Your answer should be a single number: the count of lines in the material below that hold "color".

● ● ● ● ●

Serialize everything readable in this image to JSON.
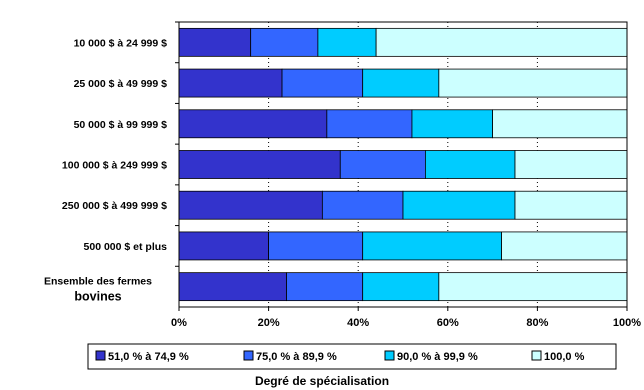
{
  "chart_data": {
    "type": "bar",
    "orientation": "horizontal",
    "stacked": true,
    "percent": true,
    "title": "",
    "xlabel": "Degré de spécialisation",
    "ylabel": "",
    "xlim": [
      0,
      100
    ],
    "x_ticks": [
      "0%",
      "20%",
      "40%",
      "60%",
      "80%",
      "100%"
    ],
    "grid": "vertical dotted",
    "legend_position": "bottom",
    "categories": [
      "10 000 $ à 24 999 $",
      "25 000 $ à 49 999 $",
      "50 000 $ à 99 999 $",
      "100 000 $ à 249 999 $",
      "250 000 $ à 499 999 $",
      "500 000 $ et plus",
      [
        "Ensemble des fermes",
        "bovines"
      ]
    ],
    "series": [
      {
        "name": "51,0 % à 74,9 %",
        "color": "#3333cc",
        "values": [
          16,
          23,
          33,
          36,
          32,
          20,
          24
        ]
      },
      {
        "name": "75,0 % à 89,9 %",
        "color": "#3366ff",
        "values": [
          15,
          18,
          19,
          19,
          18,
          21,
          17
        ]
      },
      {
        "name": "90,0 % à 99,9 %",
        "color": "#00ccff",
        "values": [
          13,
          17,
          18,
          20,
          25,
          31,
          17
        ]
      },
      {
        "name": "100,0 %",
        "color": "#ccffff",
        "values": [
          56,
          42,
          30,
          25,
          25,
          28,
          42
        ]
      }
    ]
  }
}
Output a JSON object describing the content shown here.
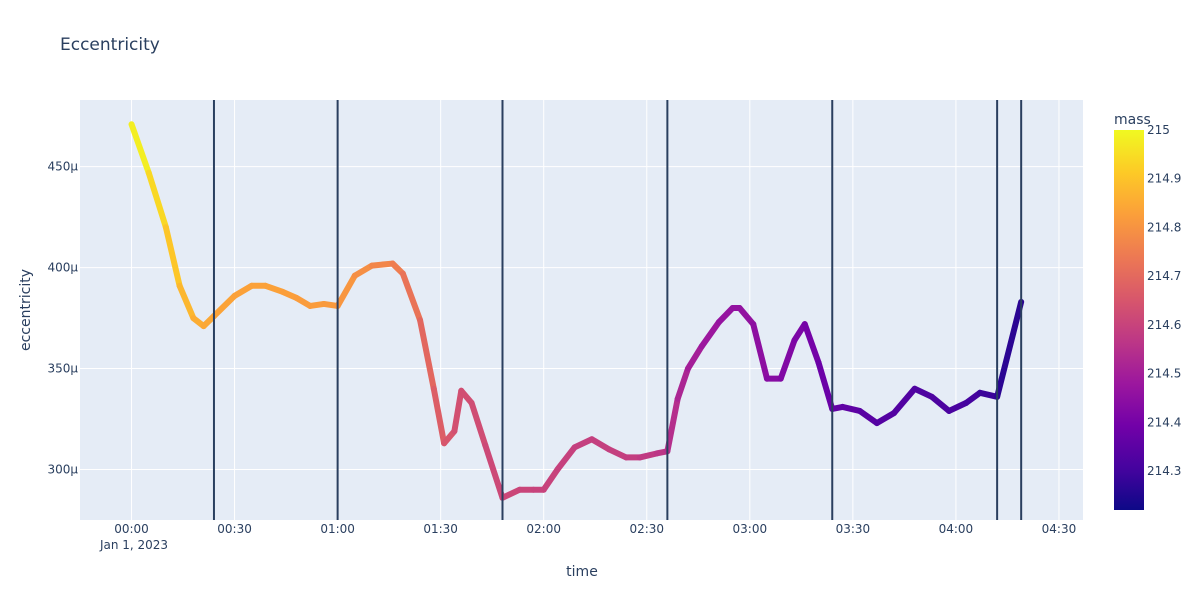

● ● ● ● ●

| Exercise response |
4